-------- Records to use

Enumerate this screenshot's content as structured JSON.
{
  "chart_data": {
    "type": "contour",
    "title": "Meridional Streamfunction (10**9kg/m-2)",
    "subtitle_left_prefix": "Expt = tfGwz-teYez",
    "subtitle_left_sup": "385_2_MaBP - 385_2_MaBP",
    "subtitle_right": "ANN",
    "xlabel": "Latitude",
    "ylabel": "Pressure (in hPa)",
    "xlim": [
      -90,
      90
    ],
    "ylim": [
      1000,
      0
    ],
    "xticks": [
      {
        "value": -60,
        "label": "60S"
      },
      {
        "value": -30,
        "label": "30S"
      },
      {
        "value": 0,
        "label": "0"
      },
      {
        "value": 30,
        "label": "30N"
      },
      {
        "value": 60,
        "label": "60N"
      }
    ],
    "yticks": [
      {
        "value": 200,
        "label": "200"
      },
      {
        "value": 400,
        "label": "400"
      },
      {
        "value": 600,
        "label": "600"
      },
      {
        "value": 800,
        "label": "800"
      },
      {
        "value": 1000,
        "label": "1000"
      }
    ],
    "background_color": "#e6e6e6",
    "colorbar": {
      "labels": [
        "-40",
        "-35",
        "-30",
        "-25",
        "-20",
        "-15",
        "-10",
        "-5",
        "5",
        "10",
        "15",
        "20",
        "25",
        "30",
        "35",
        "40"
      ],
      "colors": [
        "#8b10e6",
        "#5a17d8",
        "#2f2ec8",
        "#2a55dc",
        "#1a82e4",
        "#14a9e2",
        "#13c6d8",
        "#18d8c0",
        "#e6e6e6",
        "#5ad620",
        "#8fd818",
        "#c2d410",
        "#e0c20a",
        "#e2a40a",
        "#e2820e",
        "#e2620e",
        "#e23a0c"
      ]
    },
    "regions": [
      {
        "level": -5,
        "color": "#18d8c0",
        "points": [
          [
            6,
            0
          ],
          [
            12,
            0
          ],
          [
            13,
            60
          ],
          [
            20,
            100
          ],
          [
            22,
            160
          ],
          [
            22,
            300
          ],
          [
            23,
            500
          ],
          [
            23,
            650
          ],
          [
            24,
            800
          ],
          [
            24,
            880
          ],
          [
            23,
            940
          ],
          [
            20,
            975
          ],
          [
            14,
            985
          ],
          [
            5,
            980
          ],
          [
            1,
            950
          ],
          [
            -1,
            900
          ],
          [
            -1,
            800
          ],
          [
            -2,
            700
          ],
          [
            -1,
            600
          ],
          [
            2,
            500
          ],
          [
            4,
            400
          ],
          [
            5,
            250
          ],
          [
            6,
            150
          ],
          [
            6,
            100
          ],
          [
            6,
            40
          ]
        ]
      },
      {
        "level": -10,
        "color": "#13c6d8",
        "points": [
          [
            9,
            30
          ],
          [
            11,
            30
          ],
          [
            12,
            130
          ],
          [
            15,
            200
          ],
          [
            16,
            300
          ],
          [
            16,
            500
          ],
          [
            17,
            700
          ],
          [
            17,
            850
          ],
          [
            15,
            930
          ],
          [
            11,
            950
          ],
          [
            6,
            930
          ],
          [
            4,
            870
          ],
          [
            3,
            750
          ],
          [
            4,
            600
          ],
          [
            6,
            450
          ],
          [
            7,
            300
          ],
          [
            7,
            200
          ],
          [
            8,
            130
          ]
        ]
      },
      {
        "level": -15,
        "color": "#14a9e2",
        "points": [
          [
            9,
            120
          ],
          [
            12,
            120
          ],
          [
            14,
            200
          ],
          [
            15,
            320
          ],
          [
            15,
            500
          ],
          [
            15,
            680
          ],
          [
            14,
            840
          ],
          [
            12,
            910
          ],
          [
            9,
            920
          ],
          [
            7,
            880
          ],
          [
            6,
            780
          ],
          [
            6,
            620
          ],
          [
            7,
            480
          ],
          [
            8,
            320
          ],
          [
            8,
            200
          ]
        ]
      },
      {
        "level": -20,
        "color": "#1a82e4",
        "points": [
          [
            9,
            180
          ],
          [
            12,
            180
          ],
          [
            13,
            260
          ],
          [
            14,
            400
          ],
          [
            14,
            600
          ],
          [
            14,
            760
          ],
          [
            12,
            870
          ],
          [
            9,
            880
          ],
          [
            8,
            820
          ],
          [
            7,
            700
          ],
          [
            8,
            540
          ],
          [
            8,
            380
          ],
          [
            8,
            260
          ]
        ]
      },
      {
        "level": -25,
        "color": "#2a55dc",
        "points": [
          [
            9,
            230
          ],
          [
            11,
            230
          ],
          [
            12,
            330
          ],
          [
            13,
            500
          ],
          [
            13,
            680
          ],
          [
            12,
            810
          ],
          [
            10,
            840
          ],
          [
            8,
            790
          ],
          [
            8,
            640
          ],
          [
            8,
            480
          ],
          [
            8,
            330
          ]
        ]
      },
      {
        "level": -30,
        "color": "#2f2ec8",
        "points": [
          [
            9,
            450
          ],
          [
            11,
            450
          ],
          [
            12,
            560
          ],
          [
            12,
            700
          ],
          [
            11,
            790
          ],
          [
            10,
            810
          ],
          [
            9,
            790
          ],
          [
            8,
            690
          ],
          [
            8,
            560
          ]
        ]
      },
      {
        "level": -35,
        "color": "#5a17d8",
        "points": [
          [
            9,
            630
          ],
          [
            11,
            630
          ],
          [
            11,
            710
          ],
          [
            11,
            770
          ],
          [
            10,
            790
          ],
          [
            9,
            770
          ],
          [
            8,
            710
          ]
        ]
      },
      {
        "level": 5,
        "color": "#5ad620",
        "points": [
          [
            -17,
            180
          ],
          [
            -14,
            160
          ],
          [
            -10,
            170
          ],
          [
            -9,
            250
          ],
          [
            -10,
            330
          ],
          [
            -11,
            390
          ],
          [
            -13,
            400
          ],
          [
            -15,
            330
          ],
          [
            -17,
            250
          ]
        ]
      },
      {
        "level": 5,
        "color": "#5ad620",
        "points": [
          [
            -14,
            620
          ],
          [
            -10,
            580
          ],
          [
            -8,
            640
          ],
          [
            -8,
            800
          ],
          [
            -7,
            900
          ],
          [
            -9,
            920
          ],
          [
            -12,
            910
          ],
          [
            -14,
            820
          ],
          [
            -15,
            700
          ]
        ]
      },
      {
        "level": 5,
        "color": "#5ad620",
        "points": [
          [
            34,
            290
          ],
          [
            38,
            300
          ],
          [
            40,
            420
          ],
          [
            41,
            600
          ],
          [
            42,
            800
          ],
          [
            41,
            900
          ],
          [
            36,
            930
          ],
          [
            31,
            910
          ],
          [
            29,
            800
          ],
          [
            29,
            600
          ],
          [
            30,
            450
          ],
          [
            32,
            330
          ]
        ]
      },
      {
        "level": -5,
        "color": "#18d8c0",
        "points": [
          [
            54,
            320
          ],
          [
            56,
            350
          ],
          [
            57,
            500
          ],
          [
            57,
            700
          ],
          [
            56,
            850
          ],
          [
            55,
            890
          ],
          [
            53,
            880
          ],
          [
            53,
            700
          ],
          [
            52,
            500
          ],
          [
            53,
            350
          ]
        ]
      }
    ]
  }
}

----------------

--- Problem to solve ---
Take the entries above and copy them out exactly.

--- Reply ---
Enumerate this screenshot's content as structured JSON.
{
  "chart_data": {
    "type": "contour",
    "title": "Meridional Streamfunction (10**9kg/m-2)",
    "subtitle_left_prefix": "Expt = tfGwz-teYez",
    "subtitle_left_sup": "385_2_MaBP - 385_2_MaBP",
    "subtitle_right": "ANN",
    "xlabel": "Latitude",
    "ylabel": "Pressure (in hPa)",
    "xlim": [
      -90,
      90
    ],
    "ylim": [
      1000,
      0
    ],
    "xticks": [
      {
        "value": -60,
        "label": "60S"
      },
      {
        "value": -30,
        "label": "30S"
      },
      {
        "value": 0,
        "label": "0"
      },
      {
        "value": 30,
        "label": "30N"
      },
      {
        "value": 60,
        "label": "60N"
      }
    ],
    "yticks": [
      {
        "value": 200,
        "label": "200"
      },
      {
        "value": 400,
        "label": "400"
      },
      {
        "value": 600,
        "label": "600"
      },
      {
        "value": 800,
        "label": "800"
      },
      {
        "value": 1000,
        "label": "1000"
      }
    ],
    "background_color": "#e6e6e6",
    "colorbar": {
      "labels": [
        "-40",
        "-35",
        "-30",
        "-25",
        "-20",
        "-15",
        "-10",
        "-5",
        "5",
        "10",
        "15",
        "20",
        "25",
        "30",
        "35",
        "40"
      ],
      "colors": [
        "#8b10e6",
        "#5a17d8",
        "#2f2ec8",
        "#2a55dc",
        "#1a82e4",
        "#14a9e2",
        "#13c6d8",
        "#18d8c0",
        "#e6e6e6",
        "#5ad620",
        "#8fd818",
        "#c2d410",
        "#e0c20a",
        "#e2a40a",
        "#e2820e",
        "#e2620e",
        "#e23a0c"
      ]
    },
    "regions": [
      {
        "level": -5,
        "color": "#18d8c0",
        "points": [
          [
            6,
            0
          ],
          [
            12,
            0
          ],
          [
            13,
            60
          ],
          [
            20,
            100
          ],
          [
            22,
            160
          ],
          [
            22,
            300
          ],
          [
            23,
            500
          ],
          [
            23,
            650
          ],
          [
            24,
            800
          ],
          [
            24,
            880
          ],
          [
            23,
            940
          ],
          [
            20,
            975
          ],
          [
            14,
            985
          ],
          [
            5,
            980
          ],
          [
            1,
            950
          ],
          [
            -1,
            900
          ],
          [
            -1,
            800
          ],
          [
            -2,
            700
          ],
          [
            -1,
            600
          ],
          [
            2,
            500
          ],
          [
            4,
            400
          ],
          [
            5,
            250
          ],
          [
            6,
            150
          ],
          [
            6,
            100
          ],
          [
            6,
            40
          ]
        ]
      },
      {
        "level": -10,
        "color": "#13c6d8",
        "points": [
          [
            9,
            30
          ],
          [
            11,
            30
          ],
          [
            12,
            130
          ],
          [
            15,
            200
          ],
          [
            16,
            300
          ],
          [
            16,
            500
          ],
          [
            17,
            700
          ],
          [
            17,
            850
          ],
          [
            15,
            930
          ],
          [
            11,
            950
          ],
          [
            6,
            930
          ],
          [
            4,
            870
          ],
          [
            3,
            750
          ],
          [
            4,
            600
          ],
          [
            6,
            450
          ],
          [
            7,
            300
          ],
          [
            7,
            200
          ],
          [
            8,
            130
          ]
        ]
      },
      {
        "level": -15,
        "color": "#14a9e2",
        "points": [
          [
            9,
            120
          ],
          [
            12,
            120
          ],
          [
            14,
            200
          ],
          [
            15,
            320
          ],
          [
            15,
            500
          ],
          [
            15,
            680
          ],
          [
            14,
            840
          ],
          [
            12,
            910
          ],
          [
            9,
            920
          ],
          [
            7,
            880
          ],
          [
            6,
            780
          ],
          [
            6,
            620
          ],
          [
            7,
            480
          ],
          [
            8,
            320
          ],
          [
            8,
            200
          ]
        ]
      },
      {
        "level": -20,
        "color": "#1a82e4",
        "points": [
          [
            9,
            180
          ],
          [
            12,
            180
          ],
          [
            13,
            260
          ],
          [
            14,
            400
          ],
          [
            14,
            600
          ],
          [
            14,
            760
          ],
          [
            12,
            870
          ],
          [
            9,
            880
          ],
          [
            8,
            820
          ],
          [
            7,
            700
          ],
          [
            8,
            540
          ],
          [
            8,
            380
          ],
          [
            8,
            260
          ]
        ]
      },
      {
        "level": -25,
        "color": "#2a55dc",
        "points": [
          [
            9,
            230
          ],
          [
            11,
            230
          ],
          [
            12,
            330
          ],
          [
            13,
            500
          ],
          [
            13,
            680
          ],
          [
            12,
            810
          ],
          [
            10,
            840
          ],
          [
            8,
            790
          ],
          [
            8,
            640
          ],
          [
            8,
            480
          ],
          [
            8,
            330
          ]
        ]
      },
      {
        "level": -30,
        "color": "#2f2ec8",
        "points": [
          [
            9,
            450
          ],
          [
            11,
            450
          ],
          [
            12,
            560
          ],
          [
            12,
            700
          ],
          [
            11,
            790
          ],
          [
            10,
            810
          ],
          [
            9,
            790
          ],
          [
            8,
            690
          ],
          [
            8,
            560
          ]
        ]
      },
      {
        "level": -35,
        "color": "#5a17d8",
        "points": [
          [
            9,
            630
          ],
          [
            11,
            630
          ],
          [
            11,
            710
          ],
          [
            11,
            770
          ],
          [
            10,
            790
          ],
          [
            9,
            770
          ],
          [
            8,
            710
          ]
        ]
      },
      {
        "level": 5,
        "color": "#5ad620",
        "points": [
          [
            -17,
            180
          ],
          [
            -14,
            160
          ],
          [
            -10,
            170
          ],
          [
            -9,
            250
          ],
          [
            -10,
            330
          ],
          [
            -11,
            390
          ],
          [
            -13,
            400
          ],
          [
            -15,
            330
          ],
          [
            -17,
            250
          ]
        ]
      },
      {
        "level": 5,
        "color": "#5ad620",
        "points": [
          [
            -14,
            620
          ],
          [
            -10,
            580
          ],
          [
            -8,
            640
          ],
          [
            -8,
            800
          ],
          [
            -7,
            900
          ],
          [
            -9,
            920
          ],
          [
            -12,
            910
          ],
          [
            -14,
            820
          ],
          [
            -15,
            700
          ]
        ]
      },
      {
        "level": 5,
        "color": "#5ad620",
        "points": [
          [
            34,
            290
          ],
          [
            38,
            300
          ],
          [
            40,
            420
          ],
          [
            41,
            600
          ],
          [
            42,
            800
          ],
          [
            41,
            900
          ],
          [
            36,
            930
          ],
          [
            31,
            910
          ],
          [
            29,
            800
          ],
          [
            29,
            600
          ],
          [
            30,
            450
          ],
          [
            32,
            330
          ]
        ]
      },
      {
        "level": -5,
        "color": "#18d8c0",
        "points": [
          [
            54,
            320
          ],
          [
            56,
            350
          ],
          [
            57,
            500
          ],
          [
            57,
            700
          ],
          [
            56,
            850
          ],
          [
            55,
            890
          ],
          [
            53,
            880
          ],
          [
            53,
            700
          ],
          [
            52,
            500
          ],
          [
            53,
            350
          ]
        ]
      }
    ]
  }
}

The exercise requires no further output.